Written request:
Search the listing for the string "JSON" and copy every line that contains it.

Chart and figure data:
****************************************
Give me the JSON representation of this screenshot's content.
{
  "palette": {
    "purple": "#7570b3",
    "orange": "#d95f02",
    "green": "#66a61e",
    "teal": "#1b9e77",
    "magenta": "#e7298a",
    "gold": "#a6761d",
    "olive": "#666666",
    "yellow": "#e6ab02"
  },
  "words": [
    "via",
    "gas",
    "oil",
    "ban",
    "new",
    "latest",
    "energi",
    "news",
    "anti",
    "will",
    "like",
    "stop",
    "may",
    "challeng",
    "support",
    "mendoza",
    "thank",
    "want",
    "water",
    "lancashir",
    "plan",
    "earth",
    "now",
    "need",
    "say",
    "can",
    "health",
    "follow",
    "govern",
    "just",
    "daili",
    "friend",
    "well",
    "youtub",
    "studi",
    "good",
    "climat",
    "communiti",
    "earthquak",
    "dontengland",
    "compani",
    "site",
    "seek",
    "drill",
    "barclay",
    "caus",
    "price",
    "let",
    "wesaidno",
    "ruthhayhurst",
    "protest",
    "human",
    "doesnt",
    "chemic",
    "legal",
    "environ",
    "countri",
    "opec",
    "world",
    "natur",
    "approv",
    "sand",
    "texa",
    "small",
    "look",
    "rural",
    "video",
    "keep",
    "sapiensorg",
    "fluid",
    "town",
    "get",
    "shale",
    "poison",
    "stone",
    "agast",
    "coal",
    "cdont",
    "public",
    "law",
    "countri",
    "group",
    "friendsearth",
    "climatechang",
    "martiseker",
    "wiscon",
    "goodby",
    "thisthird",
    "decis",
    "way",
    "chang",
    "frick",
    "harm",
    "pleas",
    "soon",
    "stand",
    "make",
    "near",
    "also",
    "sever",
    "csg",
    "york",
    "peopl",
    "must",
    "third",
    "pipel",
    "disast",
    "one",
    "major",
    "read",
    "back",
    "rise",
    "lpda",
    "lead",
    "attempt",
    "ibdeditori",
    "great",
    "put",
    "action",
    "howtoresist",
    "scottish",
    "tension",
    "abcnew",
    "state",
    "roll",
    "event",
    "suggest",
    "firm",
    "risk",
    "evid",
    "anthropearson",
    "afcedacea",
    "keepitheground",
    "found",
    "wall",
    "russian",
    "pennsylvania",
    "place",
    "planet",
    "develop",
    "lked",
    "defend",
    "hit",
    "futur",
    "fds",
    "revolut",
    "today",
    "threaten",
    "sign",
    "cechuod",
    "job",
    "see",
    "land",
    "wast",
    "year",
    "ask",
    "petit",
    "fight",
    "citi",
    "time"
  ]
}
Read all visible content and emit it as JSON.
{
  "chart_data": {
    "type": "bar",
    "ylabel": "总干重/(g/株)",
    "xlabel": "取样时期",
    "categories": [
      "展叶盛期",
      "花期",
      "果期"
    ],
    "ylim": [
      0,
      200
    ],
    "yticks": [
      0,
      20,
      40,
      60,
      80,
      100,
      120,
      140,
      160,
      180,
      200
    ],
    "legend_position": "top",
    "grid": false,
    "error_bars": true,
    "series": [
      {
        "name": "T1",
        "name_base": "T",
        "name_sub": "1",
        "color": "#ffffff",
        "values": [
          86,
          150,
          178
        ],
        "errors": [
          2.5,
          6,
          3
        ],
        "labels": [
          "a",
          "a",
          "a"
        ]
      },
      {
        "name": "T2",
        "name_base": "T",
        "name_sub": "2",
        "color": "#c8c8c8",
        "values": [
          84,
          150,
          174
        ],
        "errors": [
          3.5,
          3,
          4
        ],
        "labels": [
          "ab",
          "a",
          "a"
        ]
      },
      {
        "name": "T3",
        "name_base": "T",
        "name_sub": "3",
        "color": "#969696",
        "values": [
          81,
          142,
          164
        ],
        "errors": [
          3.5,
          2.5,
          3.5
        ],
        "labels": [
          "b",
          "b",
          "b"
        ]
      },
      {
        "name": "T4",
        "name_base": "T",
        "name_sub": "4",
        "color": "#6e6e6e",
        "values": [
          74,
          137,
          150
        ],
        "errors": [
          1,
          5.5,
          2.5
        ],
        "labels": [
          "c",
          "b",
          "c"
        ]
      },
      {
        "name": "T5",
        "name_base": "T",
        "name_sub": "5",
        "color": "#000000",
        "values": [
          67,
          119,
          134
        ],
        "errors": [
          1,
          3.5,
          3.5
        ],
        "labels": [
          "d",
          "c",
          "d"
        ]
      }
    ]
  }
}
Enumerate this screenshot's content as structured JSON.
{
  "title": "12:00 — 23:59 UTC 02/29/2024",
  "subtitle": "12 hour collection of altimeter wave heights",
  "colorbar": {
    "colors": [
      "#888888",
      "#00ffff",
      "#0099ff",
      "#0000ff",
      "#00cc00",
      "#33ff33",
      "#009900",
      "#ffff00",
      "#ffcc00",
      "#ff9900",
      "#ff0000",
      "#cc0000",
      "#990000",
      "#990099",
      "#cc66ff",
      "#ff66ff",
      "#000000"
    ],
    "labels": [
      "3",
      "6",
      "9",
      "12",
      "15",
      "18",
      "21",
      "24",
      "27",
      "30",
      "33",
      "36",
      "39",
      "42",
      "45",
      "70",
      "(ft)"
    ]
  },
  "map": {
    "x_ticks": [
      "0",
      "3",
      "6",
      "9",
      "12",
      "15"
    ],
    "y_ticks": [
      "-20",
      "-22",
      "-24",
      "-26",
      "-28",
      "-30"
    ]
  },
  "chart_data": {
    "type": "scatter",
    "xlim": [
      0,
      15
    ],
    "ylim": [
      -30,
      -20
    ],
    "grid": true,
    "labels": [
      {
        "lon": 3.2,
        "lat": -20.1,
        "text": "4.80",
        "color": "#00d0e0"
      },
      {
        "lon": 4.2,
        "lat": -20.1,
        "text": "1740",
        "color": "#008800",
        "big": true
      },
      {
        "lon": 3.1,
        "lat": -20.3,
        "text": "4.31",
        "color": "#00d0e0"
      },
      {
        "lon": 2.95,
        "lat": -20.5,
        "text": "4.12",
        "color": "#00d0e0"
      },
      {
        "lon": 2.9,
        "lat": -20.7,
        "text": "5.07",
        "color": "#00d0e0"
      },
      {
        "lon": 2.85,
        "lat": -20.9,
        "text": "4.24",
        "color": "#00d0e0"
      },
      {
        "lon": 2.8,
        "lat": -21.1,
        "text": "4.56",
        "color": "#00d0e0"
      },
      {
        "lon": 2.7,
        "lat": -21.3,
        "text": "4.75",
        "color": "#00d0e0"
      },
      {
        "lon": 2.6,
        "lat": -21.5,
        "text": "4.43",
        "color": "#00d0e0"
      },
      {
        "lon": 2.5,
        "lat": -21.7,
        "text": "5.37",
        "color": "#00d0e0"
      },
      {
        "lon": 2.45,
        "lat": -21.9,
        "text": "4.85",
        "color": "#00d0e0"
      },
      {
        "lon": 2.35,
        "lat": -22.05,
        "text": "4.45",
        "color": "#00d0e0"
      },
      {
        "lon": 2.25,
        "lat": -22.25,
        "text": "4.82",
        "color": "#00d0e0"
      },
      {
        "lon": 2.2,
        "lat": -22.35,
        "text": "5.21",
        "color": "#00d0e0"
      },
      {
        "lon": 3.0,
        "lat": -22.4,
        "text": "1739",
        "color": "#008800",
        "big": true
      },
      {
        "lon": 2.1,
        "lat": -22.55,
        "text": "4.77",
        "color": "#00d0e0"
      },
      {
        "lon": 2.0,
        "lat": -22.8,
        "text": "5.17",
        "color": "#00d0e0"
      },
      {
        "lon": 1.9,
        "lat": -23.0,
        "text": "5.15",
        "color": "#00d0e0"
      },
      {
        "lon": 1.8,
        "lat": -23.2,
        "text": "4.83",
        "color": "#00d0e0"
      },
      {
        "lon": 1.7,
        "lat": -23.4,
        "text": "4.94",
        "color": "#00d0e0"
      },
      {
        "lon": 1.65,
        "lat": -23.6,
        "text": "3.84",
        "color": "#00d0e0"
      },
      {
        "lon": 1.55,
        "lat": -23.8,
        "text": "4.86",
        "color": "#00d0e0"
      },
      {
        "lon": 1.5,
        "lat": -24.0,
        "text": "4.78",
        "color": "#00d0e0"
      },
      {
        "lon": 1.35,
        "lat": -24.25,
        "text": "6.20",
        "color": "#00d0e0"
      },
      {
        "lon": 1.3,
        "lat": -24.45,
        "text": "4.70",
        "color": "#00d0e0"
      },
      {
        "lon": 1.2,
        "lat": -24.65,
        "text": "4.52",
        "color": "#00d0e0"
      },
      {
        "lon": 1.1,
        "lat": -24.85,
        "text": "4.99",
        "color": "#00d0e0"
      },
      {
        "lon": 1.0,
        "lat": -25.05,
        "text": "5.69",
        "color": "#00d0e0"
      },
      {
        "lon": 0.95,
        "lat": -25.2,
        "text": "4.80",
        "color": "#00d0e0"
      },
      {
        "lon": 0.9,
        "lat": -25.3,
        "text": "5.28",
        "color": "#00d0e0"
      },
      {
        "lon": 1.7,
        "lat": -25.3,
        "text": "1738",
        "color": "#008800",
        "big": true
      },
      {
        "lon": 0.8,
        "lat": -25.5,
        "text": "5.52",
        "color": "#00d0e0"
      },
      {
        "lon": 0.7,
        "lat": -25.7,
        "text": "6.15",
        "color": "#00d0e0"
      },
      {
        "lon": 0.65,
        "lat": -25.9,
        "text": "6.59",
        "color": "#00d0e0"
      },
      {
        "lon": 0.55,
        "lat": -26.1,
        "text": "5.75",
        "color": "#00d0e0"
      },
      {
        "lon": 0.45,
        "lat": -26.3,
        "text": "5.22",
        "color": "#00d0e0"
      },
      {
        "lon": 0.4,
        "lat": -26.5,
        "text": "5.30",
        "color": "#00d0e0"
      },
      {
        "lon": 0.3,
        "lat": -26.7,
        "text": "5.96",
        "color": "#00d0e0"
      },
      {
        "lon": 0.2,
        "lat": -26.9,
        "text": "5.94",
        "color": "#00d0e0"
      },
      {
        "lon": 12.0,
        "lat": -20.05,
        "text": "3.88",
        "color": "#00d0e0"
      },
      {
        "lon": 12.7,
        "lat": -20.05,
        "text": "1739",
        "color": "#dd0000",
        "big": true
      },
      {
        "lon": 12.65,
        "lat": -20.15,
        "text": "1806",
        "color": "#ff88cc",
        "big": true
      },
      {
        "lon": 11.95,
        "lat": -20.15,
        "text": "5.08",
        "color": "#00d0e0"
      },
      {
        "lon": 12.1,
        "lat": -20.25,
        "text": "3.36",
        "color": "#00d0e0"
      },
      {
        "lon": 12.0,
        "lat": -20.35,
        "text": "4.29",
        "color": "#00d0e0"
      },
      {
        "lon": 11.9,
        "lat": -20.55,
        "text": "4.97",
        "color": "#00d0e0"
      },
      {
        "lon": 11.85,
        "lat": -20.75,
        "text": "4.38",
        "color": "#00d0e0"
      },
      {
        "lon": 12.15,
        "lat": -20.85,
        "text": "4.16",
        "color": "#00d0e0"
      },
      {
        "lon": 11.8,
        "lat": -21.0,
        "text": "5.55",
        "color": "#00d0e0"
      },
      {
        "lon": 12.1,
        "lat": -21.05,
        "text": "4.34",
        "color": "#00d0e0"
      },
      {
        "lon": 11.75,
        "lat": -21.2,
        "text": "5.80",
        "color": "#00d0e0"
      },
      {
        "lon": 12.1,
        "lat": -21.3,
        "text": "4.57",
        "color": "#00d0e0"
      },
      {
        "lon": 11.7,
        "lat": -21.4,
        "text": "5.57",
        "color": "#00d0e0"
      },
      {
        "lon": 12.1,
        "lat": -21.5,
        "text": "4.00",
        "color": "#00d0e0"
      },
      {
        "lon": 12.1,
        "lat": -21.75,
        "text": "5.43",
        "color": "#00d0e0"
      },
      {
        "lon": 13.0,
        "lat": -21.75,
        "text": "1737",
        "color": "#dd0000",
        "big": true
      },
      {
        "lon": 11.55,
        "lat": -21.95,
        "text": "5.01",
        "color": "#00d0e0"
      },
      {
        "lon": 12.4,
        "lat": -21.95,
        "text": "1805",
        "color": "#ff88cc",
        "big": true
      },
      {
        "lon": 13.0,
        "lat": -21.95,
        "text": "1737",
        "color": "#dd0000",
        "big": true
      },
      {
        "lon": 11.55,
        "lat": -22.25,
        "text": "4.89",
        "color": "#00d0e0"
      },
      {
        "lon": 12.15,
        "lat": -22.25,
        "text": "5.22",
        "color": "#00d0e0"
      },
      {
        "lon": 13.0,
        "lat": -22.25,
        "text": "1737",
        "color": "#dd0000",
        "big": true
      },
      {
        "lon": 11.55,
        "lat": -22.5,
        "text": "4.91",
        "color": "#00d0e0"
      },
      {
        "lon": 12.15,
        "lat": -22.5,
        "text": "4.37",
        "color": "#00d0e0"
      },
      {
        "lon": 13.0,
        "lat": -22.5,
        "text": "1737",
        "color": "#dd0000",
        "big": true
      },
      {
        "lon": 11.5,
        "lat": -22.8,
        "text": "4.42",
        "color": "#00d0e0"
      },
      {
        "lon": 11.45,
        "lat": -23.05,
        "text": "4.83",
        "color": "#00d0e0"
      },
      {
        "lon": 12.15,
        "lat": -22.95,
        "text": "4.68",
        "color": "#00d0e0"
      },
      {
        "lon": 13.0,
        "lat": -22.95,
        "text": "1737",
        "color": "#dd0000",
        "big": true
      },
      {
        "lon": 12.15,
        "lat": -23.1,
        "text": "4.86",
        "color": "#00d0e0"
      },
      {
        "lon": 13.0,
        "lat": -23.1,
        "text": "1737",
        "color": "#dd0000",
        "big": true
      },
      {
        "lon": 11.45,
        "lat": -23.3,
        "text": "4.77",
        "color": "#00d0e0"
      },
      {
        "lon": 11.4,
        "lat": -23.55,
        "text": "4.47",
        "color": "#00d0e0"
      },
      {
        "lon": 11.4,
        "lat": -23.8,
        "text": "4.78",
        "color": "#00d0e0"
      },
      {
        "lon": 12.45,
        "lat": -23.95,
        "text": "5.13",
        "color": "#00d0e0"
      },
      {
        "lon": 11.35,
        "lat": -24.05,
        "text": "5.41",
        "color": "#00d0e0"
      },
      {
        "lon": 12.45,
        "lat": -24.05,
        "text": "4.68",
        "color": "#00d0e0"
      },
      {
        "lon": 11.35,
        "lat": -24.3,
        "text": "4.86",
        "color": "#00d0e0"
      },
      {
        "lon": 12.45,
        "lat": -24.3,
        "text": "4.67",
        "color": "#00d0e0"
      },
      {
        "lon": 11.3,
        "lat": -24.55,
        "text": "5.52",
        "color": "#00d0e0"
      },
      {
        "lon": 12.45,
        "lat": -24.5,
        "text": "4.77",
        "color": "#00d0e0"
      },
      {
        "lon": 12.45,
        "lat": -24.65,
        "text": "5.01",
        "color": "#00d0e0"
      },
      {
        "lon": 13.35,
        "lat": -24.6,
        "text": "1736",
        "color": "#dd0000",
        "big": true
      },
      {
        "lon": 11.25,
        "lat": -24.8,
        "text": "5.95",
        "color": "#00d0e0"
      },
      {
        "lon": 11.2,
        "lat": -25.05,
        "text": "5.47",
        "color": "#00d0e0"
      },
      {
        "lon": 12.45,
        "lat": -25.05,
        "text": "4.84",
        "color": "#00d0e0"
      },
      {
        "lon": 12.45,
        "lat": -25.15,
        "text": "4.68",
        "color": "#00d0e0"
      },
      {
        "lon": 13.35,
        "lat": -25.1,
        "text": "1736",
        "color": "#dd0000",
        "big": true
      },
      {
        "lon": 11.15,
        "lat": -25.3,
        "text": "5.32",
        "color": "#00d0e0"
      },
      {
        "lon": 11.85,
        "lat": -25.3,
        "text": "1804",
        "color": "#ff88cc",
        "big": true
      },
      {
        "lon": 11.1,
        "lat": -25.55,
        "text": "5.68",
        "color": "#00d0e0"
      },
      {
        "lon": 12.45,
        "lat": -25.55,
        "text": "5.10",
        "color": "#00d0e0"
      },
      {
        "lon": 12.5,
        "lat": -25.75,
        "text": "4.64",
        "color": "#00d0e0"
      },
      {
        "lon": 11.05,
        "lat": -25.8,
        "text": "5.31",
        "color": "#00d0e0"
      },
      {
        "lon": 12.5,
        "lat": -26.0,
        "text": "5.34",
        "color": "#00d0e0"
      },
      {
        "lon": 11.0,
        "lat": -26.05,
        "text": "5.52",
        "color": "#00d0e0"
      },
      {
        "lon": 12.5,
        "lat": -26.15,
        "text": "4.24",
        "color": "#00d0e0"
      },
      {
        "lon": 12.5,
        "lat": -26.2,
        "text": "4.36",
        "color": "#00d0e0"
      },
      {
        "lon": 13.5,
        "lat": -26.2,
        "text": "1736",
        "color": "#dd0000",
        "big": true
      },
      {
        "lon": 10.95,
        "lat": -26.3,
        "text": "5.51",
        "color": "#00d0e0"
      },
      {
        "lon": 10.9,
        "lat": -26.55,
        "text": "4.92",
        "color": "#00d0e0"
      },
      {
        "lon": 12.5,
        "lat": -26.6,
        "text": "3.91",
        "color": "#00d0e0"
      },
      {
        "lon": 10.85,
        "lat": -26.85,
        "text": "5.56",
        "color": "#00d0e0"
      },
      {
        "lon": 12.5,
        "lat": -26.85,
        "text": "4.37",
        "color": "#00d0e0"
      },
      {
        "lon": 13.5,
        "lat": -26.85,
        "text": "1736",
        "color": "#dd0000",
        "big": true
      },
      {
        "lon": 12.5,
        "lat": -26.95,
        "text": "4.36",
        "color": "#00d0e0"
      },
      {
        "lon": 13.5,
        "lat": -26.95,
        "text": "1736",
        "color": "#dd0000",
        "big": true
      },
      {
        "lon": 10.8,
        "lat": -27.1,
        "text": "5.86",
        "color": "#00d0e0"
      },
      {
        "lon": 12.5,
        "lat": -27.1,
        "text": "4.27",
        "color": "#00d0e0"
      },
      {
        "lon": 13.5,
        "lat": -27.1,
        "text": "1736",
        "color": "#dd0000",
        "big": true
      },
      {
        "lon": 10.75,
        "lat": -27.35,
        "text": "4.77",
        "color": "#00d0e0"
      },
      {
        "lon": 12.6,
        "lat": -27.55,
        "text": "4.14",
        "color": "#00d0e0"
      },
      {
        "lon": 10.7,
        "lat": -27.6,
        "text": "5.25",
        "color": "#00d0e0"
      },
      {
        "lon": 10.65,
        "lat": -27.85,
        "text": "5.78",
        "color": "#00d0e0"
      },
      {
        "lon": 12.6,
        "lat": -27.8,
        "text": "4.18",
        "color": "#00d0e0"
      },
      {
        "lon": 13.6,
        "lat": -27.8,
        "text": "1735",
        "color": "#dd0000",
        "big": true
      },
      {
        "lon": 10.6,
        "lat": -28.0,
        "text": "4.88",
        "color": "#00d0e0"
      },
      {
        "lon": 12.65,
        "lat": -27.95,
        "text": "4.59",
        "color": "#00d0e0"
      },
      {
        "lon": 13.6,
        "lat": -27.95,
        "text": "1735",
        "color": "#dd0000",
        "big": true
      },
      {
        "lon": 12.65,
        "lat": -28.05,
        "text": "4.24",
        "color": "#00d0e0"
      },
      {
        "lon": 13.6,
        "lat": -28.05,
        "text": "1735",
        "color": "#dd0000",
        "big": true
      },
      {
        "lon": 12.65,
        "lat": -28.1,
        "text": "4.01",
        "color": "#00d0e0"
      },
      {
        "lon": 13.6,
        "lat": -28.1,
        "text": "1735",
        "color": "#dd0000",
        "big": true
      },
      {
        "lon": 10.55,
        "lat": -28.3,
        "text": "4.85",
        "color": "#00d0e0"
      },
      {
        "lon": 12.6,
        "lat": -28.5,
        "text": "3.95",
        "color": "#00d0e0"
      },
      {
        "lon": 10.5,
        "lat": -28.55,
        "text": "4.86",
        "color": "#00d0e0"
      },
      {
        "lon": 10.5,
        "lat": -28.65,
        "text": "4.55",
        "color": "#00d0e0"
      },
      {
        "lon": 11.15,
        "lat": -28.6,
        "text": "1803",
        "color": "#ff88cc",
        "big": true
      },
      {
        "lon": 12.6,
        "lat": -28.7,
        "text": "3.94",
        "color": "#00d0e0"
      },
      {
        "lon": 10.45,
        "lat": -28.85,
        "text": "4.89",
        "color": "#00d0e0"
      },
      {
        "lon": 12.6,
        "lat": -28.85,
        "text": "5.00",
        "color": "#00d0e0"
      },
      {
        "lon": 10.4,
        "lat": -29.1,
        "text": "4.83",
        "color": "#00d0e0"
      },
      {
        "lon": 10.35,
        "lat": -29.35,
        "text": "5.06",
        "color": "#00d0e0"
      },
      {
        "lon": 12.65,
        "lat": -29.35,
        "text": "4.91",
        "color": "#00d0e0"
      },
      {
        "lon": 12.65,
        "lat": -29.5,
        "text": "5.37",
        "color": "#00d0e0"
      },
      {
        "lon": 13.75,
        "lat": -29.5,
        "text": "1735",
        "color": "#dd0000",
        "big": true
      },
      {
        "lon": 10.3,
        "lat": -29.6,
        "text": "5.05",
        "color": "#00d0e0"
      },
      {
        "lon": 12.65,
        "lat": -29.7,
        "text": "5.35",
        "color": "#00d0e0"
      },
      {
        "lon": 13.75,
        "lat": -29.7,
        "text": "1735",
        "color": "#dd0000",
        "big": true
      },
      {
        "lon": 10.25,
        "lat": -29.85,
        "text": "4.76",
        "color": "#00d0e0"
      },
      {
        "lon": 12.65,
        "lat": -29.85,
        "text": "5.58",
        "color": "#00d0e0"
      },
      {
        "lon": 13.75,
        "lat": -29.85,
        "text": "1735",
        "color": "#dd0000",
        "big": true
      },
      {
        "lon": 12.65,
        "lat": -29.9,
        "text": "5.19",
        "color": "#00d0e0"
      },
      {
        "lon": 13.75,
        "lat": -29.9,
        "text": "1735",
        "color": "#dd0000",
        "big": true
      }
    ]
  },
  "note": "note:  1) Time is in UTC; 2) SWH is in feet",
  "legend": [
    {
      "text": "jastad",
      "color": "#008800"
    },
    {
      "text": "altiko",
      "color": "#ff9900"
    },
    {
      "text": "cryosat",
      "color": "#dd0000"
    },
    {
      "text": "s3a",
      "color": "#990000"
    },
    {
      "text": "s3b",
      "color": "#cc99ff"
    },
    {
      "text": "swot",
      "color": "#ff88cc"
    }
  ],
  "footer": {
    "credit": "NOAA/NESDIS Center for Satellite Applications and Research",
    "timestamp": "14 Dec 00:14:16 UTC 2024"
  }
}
****************************************
In response:
Give me the JSON representation of this screenshot's content.
Read all visible content and emit it as JSON.
Enumerate this screenshot's content as structured JSON.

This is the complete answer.